Assignment: For this exercise, copy all the data exactly and include none of the pictures.

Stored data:
____________
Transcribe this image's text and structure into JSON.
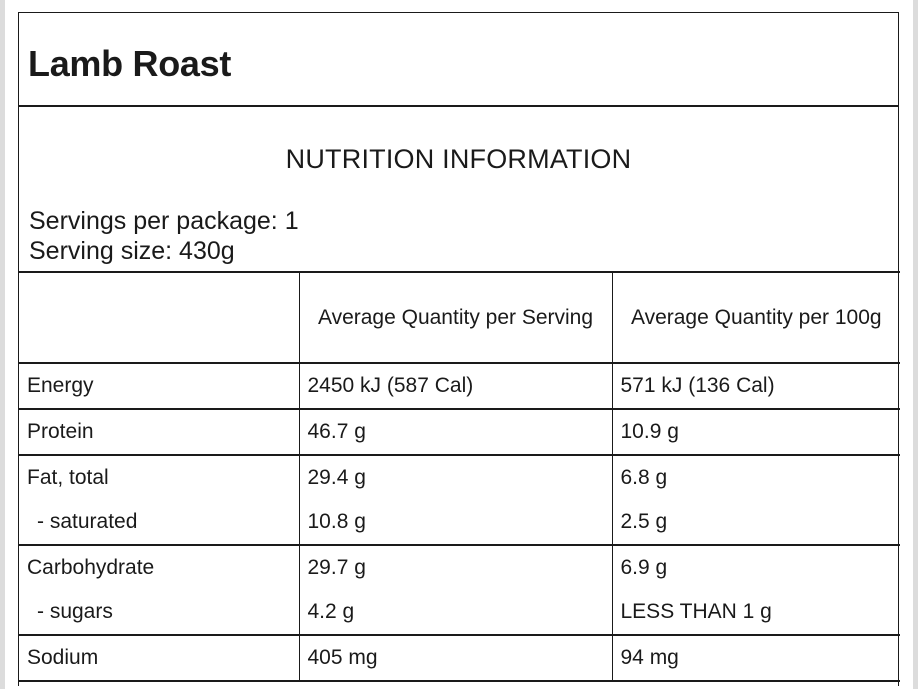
{
  "product": {
    "title": "Lamb Roast"
  },
  "panel": {
    "heading": "NUTRITION INFORMATION",
    "servings_per_package": "Servings per package: 1",
    "serving_size": "Serving size: 430g"
  },
  "table": {
    "headers": [
      "",
      "Average Quantity per Serving",
      "Average Quantity per 100g"
    ],
    "rows": [
      {
        "name": "Energy",
        "per_serving": "2450 kJ (587 Cal)",
        "per_100g": "571 kJ (136 Cal)"
      },
      {
        "name": "Protein",
        "per_serving": "46.7 g",
        "per_100g": "10.9 g"
      },
      {
        "name": "Fat, total",
        "per_serving": "29.4 g",
        "per_100g": "6.8 g"
      },
      {
        "name": "- saturated",
        "per_serving": "10.8 g",
        "per_100g": "2.5 g"
      },
      {
        "name": "Carbohydrate",
        "per_serving": "29.7 g",
        "per_100g": "6.9 g"
      },
      {
        "name": "- sugars",
        "per_serving": "4.2 g",
        "per_100g": "LESS THAN 1 g"
      },
      {
        "name": "Sodium",
        "per_serving": "405 mg",
        "per_100g": "94 mg"
      }
    ]
  }
}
____________
Reply to the exercise:
Transcribe this image's text and structure into JSON.
{
  "product": {
    "title": "Lamb Roast"
  },
  "panel": {
    "heading": "NUTRITION INFORMATION",
    "servings_per_package": "Servings per package: 1",
    "serving_size": "Serving size: 430g"
  },
  "table": {
    "headers": [
      "",
      "Average Quantity per Serving",
      "Average Quantity per 100g"
    ],
    "rows": [
      {
        "name": "Energy",
        "per_serving": "2450 kJ (587 Cal)",
        "per_100g": "571 kJ (136 Cal)"
      },
      {
        "name": "Protein",
        "per_serving": "46.7 g",
        "per_100g": "10.9 g"
      },
      {
        "name": "Fat, total",
        "per_serving": "29.4 g",
        "per_100g": "6.8 g"
      },
      {
        "name": "- saturated",
        "per_serving": "10.8 g",
        "per_100g": "2.5 g"
      },
      {
        "name": "Carbohydrate",
        "per_serving": "29.7 g",
        "per_100g": "6.9 g"
      },
      {
        "name": "- sugars",
        "per_serving": "4.2 g",
        "per_100g": "LESS THAN 1 g"
      },
      {
        "name": "Sodium",
        "per_serving": "405 mg",
        "per_100g": "94 mg"
      }
    ]
  }
}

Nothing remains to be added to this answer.